EXTRACTED DATA:
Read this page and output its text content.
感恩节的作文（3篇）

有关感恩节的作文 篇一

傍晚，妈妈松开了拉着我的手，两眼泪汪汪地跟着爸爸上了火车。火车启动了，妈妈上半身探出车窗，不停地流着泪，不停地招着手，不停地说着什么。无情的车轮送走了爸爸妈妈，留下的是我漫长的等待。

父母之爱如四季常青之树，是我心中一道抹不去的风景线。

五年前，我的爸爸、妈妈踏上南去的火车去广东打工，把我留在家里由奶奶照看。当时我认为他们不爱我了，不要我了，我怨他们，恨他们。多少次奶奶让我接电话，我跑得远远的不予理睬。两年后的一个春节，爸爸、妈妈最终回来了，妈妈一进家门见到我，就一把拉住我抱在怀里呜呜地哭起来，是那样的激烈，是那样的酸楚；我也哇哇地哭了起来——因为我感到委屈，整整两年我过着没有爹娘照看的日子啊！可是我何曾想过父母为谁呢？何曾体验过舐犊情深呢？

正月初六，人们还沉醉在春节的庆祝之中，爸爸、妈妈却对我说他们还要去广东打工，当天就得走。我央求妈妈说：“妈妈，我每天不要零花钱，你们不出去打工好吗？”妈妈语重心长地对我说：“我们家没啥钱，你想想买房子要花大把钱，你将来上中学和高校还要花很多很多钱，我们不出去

YOUR INSTRUCTIONS: All the entries above need to be reproduced exactly.

WRITTEN ANSWER:
Read this page and output its text content.
感恩节的作文（3篇）

有关感恩节的作文 篇一

傍晚，妈妈松开了拉着我的手，两眼泪汪汪地跟着爸爸上了火车。火车启动了，妈妈上半身探出车窗，不停地流着泪，不停地招着手，不停地说着什么。无情的车轮送走了爸爸妈妈，留下的是我漫长的等待。

父母之爱如四季常青之树，是我心中一道抹不去的风景线。

五年前，我的爸爸、妈妈踏上南去的火车去广东打工，把我留在家里由奶奶照看。当时我认为他们不爱我了，不要我了，我怨他们，恨他们。多少次奶奶让我接电话，我跑得远远的不予理睬。两年后的一个春节，爸爸、妈妈最终回来了，妈妈一进家门见到我，就一把拉住我抱在怀里呜呜地哭起来，是那样的激烈，是那样的酸楚；我也哇哇地哭了起来——因为我感到委屈，整整两年我过着没有爹娘照看的日子啊！可是我何曾想过父母为谁呢？何曾体验过舐犊情深呢？

正月初六，人们还沉醉在春节的庆祝之中，爸爸、妈妈却对我说他们还要去广东打工，当天就得走。我央求妈妈说：“妈妈，我每天不要零花钱，你们不出去打工好吗？”妈妈语重心长地对我说：“我们家没啥钱，你想想买房子要花大把钱，你将来上中学和高校还要花很多很多钱，我们不出去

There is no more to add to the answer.